State only the count of lines in the listing below that hold "specified".

[Records from a dataset]
^^^^^^^^
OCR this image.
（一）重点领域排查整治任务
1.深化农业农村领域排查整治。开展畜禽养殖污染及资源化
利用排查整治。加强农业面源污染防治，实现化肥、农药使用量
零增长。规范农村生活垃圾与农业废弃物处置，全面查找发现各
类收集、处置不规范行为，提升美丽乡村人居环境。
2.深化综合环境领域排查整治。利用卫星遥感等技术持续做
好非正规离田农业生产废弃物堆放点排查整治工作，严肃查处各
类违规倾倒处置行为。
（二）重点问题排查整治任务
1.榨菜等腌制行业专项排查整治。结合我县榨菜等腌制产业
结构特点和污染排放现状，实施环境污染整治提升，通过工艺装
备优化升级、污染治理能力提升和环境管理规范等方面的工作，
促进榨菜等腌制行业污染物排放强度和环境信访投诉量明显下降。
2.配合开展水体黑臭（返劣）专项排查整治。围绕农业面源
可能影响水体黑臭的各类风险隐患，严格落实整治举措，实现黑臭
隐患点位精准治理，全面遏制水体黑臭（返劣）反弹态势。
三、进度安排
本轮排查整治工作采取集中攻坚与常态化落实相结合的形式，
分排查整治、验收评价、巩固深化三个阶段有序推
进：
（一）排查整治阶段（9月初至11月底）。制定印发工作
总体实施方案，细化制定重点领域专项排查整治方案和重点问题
^^^^^^^^
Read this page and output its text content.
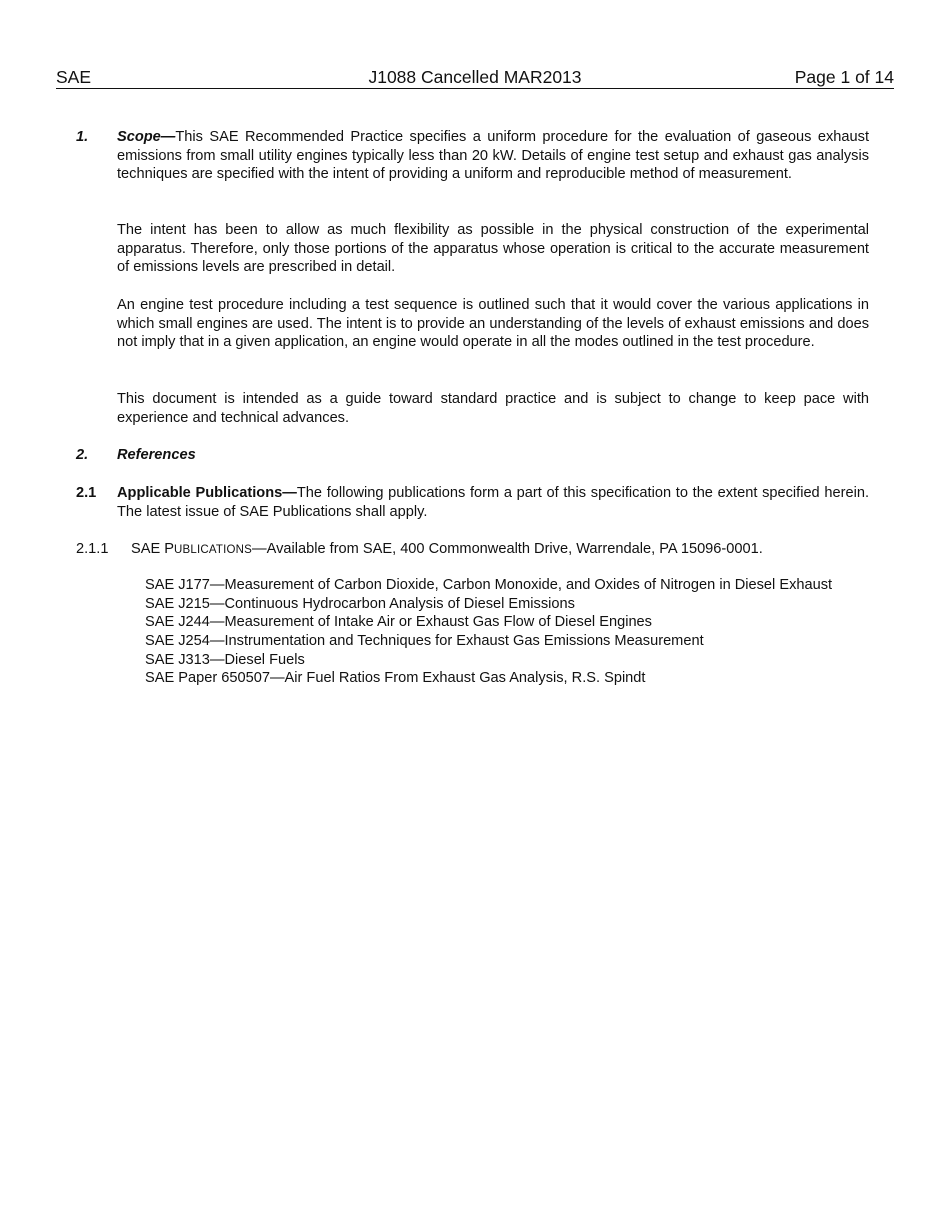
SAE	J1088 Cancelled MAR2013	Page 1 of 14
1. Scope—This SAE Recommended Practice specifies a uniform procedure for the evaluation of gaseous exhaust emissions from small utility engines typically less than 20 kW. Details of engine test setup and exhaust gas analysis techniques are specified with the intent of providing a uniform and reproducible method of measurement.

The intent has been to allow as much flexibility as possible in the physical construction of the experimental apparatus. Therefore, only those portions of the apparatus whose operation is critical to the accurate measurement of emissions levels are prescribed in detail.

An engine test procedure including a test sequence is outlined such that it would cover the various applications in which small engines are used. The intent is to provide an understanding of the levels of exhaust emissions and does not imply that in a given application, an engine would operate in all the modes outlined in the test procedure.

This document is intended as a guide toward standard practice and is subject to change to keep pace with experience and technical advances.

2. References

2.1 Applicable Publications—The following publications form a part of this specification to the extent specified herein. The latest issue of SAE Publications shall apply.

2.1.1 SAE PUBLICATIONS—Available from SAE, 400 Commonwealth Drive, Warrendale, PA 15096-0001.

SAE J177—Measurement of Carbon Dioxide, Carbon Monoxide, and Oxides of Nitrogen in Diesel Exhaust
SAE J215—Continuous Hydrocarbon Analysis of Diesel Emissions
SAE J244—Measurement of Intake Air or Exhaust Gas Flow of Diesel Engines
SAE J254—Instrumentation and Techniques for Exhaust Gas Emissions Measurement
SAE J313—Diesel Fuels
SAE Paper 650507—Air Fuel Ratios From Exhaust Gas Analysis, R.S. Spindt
^^^^^^^^
Output:
2